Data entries
>> START
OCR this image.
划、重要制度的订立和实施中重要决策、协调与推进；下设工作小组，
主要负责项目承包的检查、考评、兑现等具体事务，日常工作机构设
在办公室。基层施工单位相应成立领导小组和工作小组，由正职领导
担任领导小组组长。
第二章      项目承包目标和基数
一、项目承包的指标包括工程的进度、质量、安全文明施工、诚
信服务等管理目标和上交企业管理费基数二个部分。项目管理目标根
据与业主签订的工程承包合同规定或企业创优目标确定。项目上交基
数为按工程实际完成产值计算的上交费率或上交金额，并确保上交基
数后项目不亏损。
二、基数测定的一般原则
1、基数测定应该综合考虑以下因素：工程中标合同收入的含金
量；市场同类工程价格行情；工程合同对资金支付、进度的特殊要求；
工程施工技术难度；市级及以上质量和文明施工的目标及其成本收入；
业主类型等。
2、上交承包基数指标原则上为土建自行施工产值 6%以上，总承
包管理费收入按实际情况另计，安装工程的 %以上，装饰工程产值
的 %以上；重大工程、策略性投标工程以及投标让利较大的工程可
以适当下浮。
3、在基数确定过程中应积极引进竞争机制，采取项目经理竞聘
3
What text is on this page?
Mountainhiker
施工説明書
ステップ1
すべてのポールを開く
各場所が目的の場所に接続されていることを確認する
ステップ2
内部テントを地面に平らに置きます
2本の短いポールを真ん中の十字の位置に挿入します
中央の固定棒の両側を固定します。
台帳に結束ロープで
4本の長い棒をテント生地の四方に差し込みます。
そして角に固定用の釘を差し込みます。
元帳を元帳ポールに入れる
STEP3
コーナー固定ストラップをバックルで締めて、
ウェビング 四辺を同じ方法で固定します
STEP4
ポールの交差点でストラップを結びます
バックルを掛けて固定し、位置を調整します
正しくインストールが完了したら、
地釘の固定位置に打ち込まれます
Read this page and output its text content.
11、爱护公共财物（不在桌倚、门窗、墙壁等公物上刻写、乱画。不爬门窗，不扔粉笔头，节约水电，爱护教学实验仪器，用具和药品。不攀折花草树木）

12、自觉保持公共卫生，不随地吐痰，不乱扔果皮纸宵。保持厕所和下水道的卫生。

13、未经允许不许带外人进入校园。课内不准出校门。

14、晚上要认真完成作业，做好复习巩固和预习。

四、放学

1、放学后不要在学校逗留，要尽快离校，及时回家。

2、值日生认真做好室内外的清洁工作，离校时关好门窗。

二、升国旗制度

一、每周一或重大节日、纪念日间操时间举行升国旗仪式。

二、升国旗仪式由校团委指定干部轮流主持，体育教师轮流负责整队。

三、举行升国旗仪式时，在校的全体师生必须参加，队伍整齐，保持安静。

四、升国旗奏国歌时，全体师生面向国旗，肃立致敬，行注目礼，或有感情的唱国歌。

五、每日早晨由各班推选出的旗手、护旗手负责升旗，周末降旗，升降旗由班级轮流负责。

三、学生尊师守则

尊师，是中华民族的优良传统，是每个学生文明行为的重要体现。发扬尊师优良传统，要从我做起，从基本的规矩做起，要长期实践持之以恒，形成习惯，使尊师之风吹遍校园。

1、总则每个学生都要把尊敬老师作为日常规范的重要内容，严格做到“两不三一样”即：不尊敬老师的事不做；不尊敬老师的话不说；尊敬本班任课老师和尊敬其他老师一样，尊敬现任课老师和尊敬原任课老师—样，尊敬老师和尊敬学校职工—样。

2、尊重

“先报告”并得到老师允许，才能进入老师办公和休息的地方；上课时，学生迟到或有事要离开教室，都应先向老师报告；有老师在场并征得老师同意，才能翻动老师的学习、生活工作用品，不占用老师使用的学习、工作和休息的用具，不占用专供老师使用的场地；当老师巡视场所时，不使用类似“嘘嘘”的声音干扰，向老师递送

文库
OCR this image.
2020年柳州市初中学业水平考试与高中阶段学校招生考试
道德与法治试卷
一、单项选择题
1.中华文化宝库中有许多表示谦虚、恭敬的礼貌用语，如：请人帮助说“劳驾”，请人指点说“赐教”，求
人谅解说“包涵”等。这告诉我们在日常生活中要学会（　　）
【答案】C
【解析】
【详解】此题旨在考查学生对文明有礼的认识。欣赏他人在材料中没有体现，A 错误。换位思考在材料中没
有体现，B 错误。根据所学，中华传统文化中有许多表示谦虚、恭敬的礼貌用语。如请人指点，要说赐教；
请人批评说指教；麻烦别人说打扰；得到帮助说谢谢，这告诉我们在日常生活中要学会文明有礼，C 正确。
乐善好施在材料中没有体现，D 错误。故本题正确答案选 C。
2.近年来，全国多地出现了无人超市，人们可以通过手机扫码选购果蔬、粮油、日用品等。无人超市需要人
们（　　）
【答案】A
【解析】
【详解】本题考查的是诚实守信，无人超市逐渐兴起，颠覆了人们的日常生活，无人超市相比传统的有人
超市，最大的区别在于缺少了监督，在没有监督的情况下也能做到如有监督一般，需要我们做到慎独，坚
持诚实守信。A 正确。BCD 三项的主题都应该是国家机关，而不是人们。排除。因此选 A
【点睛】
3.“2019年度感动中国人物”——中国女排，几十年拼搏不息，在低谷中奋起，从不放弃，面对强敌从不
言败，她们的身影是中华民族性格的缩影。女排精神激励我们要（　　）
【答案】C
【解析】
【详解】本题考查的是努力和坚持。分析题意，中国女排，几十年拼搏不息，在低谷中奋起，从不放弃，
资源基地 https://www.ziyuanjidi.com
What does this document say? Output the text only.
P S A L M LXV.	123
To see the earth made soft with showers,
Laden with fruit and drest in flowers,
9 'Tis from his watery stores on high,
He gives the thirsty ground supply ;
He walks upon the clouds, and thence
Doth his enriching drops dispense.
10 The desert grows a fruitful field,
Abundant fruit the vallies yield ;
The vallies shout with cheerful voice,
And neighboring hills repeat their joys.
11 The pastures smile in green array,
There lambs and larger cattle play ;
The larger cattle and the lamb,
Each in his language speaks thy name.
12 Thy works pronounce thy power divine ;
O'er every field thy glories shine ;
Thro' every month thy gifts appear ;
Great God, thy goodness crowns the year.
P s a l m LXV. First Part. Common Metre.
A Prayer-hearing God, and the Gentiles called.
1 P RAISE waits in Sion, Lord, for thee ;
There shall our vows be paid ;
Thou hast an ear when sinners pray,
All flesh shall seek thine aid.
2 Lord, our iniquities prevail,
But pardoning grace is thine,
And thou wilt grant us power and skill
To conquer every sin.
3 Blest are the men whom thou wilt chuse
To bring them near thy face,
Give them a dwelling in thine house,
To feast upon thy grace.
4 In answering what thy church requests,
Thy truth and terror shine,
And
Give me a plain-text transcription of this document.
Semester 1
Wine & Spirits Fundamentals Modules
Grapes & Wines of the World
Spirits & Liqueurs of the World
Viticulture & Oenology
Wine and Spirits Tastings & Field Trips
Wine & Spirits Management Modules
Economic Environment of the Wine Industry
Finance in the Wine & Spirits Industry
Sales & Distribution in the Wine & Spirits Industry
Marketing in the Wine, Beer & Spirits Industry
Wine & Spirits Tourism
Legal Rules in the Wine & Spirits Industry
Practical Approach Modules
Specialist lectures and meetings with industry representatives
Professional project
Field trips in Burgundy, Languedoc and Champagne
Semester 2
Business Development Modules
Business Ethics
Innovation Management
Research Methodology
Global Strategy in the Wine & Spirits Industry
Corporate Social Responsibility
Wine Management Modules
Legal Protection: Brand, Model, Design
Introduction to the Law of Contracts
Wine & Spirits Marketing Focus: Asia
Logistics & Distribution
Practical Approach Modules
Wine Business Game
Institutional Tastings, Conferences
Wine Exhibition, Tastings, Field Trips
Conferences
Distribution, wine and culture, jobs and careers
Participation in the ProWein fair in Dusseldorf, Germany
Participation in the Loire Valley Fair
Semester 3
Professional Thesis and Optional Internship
>> END
What to work on: Among the entries above, identify all lines with "shine" and copy them.

Solution to the exercise:
O'er every field thy glories shine ;
Thy truth and terror shine,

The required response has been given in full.